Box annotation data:

========

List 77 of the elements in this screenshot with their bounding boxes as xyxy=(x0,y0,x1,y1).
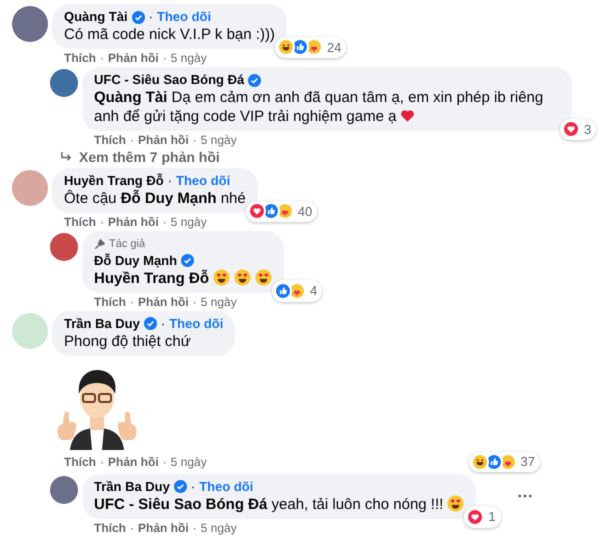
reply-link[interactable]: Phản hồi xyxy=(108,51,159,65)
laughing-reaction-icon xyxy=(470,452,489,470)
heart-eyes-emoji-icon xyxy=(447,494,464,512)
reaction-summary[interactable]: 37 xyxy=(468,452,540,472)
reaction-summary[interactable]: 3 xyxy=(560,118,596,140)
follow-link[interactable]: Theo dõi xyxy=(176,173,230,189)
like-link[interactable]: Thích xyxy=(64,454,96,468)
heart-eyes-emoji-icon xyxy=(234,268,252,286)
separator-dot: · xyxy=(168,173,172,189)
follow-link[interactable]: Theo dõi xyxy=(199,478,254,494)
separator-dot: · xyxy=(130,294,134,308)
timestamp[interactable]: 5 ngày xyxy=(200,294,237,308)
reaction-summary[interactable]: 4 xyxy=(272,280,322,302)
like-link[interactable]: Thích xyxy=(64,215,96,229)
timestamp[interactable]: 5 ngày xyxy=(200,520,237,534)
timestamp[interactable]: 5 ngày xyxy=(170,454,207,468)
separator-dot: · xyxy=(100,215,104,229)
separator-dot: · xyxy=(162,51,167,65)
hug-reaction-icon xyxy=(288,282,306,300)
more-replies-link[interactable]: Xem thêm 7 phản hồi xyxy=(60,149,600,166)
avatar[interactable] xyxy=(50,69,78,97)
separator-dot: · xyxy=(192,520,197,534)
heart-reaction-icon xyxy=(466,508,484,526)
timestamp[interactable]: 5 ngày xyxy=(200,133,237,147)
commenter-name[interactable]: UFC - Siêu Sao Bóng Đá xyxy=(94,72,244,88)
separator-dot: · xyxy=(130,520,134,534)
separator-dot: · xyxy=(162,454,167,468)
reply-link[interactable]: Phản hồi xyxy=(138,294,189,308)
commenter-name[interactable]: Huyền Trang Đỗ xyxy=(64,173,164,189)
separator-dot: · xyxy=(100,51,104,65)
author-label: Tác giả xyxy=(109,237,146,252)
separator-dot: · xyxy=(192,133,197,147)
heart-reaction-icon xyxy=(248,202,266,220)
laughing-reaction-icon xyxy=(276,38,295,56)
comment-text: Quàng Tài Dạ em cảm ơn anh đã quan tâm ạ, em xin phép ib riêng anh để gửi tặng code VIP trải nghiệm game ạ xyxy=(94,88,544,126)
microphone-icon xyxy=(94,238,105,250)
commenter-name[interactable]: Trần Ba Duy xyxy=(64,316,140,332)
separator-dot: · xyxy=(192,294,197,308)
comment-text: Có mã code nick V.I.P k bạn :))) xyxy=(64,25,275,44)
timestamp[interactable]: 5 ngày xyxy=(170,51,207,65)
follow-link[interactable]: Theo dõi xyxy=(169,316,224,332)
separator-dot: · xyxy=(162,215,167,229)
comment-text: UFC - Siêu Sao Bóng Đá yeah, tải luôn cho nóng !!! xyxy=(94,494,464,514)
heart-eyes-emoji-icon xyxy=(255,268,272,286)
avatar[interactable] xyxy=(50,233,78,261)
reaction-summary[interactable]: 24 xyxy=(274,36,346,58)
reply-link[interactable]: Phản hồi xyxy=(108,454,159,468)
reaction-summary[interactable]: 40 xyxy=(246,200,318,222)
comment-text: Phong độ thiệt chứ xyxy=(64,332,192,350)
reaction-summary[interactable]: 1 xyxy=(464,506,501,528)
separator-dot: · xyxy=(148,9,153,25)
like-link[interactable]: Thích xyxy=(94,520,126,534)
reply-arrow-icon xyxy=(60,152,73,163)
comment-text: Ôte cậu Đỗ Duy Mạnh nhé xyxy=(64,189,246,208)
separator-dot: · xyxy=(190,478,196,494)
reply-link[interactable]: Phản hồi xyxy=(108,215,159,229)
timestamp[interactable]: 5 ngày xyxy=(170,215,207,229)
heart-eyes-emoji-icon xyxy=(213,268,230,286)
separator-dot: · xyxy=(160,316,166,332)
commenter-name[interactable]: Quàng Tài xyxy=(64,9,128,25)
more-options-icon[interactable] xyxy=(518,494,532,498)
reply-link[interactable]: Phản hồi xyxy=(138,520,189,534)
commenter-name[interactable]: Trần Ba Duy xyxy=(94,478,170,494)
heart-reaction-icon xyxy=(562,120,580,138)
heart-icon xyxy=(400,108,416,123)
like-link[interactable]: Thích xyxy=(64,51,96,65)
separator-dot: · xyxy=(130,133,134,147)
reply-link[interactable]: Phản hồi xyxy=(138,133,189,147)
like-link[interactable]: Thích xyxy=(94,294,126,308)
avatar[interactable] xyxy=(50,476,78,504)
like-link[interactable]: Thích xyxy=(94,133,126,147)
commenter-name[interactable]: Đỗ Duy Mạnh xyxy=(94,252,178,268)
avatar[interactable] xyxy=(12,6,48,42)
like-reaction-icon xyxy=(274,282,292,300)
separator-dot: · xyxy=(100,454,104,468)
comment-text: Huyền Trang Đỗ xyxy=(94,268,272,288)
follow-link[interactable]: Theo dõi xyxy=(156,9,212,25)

========

Please rewrite all the rows with every "reply-link" replaced by "reply-button" and everything else unchanged, leaving the pictures out.

List 77 of the elements in this screenshot with their bounding boxes as xyxy=(x0,y0,x1,y1).
reply-button[interactable]: Phản hồi xyxy=(108,51,159,65)
laughing-reaction-icon xyxy=(470,452,489,470)
heart-eyes-emoji-icon xyxy=(447,494,464,512)
reaction-summary[interactable]: 37 xyxy=(468,452,540,472)
reaction-summary[interactable]: 3 xyxy=(560,118,596,140)
follow-link[interactable]: Theo dõi xyxy=(176,173,230,189)
like-link[interactable]: Thích xyxy=(64,454,96,468)
heart-eyes-emoji-icon xyxy=(234,268,252,286)
separator-dot: · xyxy=(168,173,172,189)
follow-link[interactable]: Theo dõi xyxy=(199,478,254,494)
separator-dot: · xyxy=(130,294,134,308)
timestamp[interactable]: 5 ngày xyxy=(200,294,237,308)
reaction-summary[interactable]: 4 xyxy=(272,280,322,302)
like-link[interactable]: Thích xyxy=(64,215,96,229)
timestamp[interactable]: 5 ngày xyxy=(200,520,237,534)
timestamp[interactable]: 5 ngày xyxy=(170,454,207,468)
separator-dot: · xyxy=(100,215,104,229)
separator-dot: · xyxy=(162,51,167,65)
hug-reaction-icon xyxy=(288,282,306,300)
more-replies-link[interactable]: Xem thêm 7 phản hồi xyxy=(60,149,600,166)
avatar[interactable] xyxy=(50,69,78,97)
separator-dot: · xyxy=(192,520,197,534)
heart-reaction-icon xyxy=(466,508,484,526)
timestamp[interactable]: 5 ngày xyxy=(200,133,237,147)
commenter-name[interactable]: UFC - Siêu Sao Bóng Đá xyxy=(94,72,244,88)
separator-dot: · xyxy=(130,520,134,534)
separator-dot: · xyxy=(162,454,167,468)
reply-button[interactable]: Phản hồi xyxy=(138,294,189,308)
commenter-name[interactable]: Huyền Trang Đỗ xyxy=(64,173,164,189)
separator-dot: · xyxy=(100,51,104,65)
author-label: Tác giả xyxy=(109,237,146,252)
separator-dot: · xyxy=(192,133,197,147)
heart-reaction-icon xyxy=(248,202,266,220)
laughing-reaction-icon xyxy=(276,38,295,56)
comment-text: Quàng Tài Dạ em cảm ơn anh đã quan tâm ạ, em xin phép ib riêng anh để gửi tặng code VIP trải nghiệm game ạ xyxy=(94,88,544,126)
microphone-icon xyxy=(94,238,105,250)
commenter-name[interactable]: Trần Ba Duy xyxy=(64,316,140,332)
separator-dot: · xyxy=(192,294,197,308)
comment-text: Có mã code nick V.I.P k bạn :))) xyxy=(64,25,275,44)
timestamp[interactable]: 5 ngày xyxy=(170,51,207,65)
follow-link[interactable]: Theo dõi xyxy=(169,316,224,332)
separator-dot: · xyxy=(162,215,167,229)
comment-text: UFC - Siêu Sao Bóng Đá yeah, tải luôn cho nóng !!! xyxy=(94,494,464,514)
heart-eyes-emoji-icon xyxy=(255,268,272,286)
avatar[interactable] xyxy=(50,233,78,261)
reaction-summary[interactable]: 24 xyxy=(274,36,346,58)
reply-button[interactable]: Phản hồi xyxy=(108,454,159,468)
reaction-summary[interactable]: 40 xyxy=(246,200,318,222)
comment-text: Phong độ thiệt chứ xyxy=(64,332,192,350)
reaction-summary[interactable]: 1 xyxy=(464,506,501,528)
separator-dot: · xyxy=(148,9,153,25)
like-link[interactable]: Thích xyxy=(94,520,126,534)
reply-arrow-icon xyxy=(60,152,73,163)
comment-text: Ôte cậu Đỗ Duy Mạnh nhé xyxy=(64,189,246,208)
separator-dot: · xyxy=(190,478,196,494)
reply-button[interactable]: Phản hồi xyxy=(108,215,159,229)
timestamp[interactable]: 5 ngày xyxy=(170,215,207,229)
heart-eyes-emoji-icon xyxy=(213,268,230,286)
separator-dot: · xyxy=(160,316,166,332)
commenter-name[interactable]: Quàng Tài xyxy=(64,9,128,25)
more-options-icon[interactable] xyxy=(518,494,532,498)
reply-button[interactable]: Phản hồi xyxy=(138,520,189,534)
commenter-name[interactable]: Trần Ba Duy xyxy=(94,478,170,494)
heart-reaction-icon xyxy=(562,120,580,138)
heart-icon xyxy=(400,108,416,123)
like-link[interactable]: Thích xyxy=(64,51,96,65)
separator-dot: · xyxy=(130,133,134,147)
reply-button[interactable]: Phản hồi xyxy=(138,133,189,147)
like-link[interactable]: Thích xyxy=(94,294,126,308)
avatar[interactable] xyxy=(50,476,78,504)
like-link[interactable]: Thích xyxy=(94,133,126,147)
commenter-name[interactable]: Đỗ Duy Mạnh xyxy=(94,252,178,268)
avatar[interactable] xyxy=(12,6,48,42)
like-reaction-icon xyxy=(274,282,292,300)
separator-dot: · xyxy=(100,454,104,468)
comment-text: Huyền Trang Đỗ xyxy=(94,268,272,288)
follow-link[interactable]: Theo dõi xyxy=(156,9,212,25)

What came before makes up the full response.